**Request:** Output every line below without omitting or altering anything.

**Entries shown:**
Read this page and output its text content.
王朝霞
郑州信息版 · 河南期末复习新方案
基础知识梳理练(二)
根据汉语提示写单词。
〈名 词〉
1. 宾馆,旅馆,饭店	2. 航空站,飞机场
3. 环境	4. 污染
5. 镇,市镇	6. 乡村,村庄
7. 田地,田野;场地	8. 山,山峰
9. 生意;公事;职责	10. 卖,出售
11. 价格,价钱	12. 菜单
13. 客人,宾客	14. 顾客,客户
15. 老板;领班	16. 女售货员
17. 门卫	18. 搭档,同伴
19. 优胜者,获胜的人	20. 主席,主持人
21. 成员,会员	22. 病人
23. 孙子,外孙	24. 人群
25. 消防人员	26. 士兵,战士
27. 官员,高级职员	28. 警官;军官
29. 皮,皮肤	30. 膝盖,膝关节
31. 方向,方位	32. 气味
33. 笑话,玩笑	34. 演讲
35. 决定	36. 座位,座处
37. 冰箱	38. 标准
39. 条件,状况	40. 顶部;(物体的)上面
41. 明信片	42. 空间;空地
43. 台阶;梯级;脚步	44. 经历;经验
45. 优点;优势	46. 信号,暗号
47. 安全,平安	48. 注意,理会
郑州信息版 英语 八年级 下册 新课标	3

**Solution for this exercise:**
Read this page and output its text content.
王朝霞
郑州信息版 · 河南期末复习新方案
基础知识梳理练(二)
根据汉语提示写单词。
〈名 词〉
1. 宾馆,旅馆,饭店	2. 航空站,飞机场
3. 环境	4. 污染
5. 镇,市镇	6. 乡村,村庄
7. 田地,田野;场地	8. 山,山峰
9. 生意;公事;职责	10. 卖,出售
11. 价格,价钱	12. 菜单
13. 客人,宾客	14. 顾客,客户
15. 老板;领班	16. 女售货员
17. 门卫	18. 搭档,同伴
19. 优胜者,获胜的人	20. 主席,主持人
21. 成员,会员	22. 病人
23. 孙子,外孙	24. 人群
25. 消防人员	26. 士兵,战士
27. 官员,高级职员	28. 警官;军官
29. 皮,皮肤	30. 膝盖,膝关节
31. 方向,方位	32. 气味
33. 笑话,玩笑	34. 演讲
35. 决定	36. 座位,座处
37. 冰箱	38. 标准
39. 条件,状况	40. 顶部;(物体的)上面
41. 明信片	42. 空间;空地
43. 台阶;梯级;脚步	44. 经历;经验
45. 优点;优势	46. 信号,暗号
47. 安全,平安	48. 注意,理会
郑州信息版 英语 八年级 下册 新课标	3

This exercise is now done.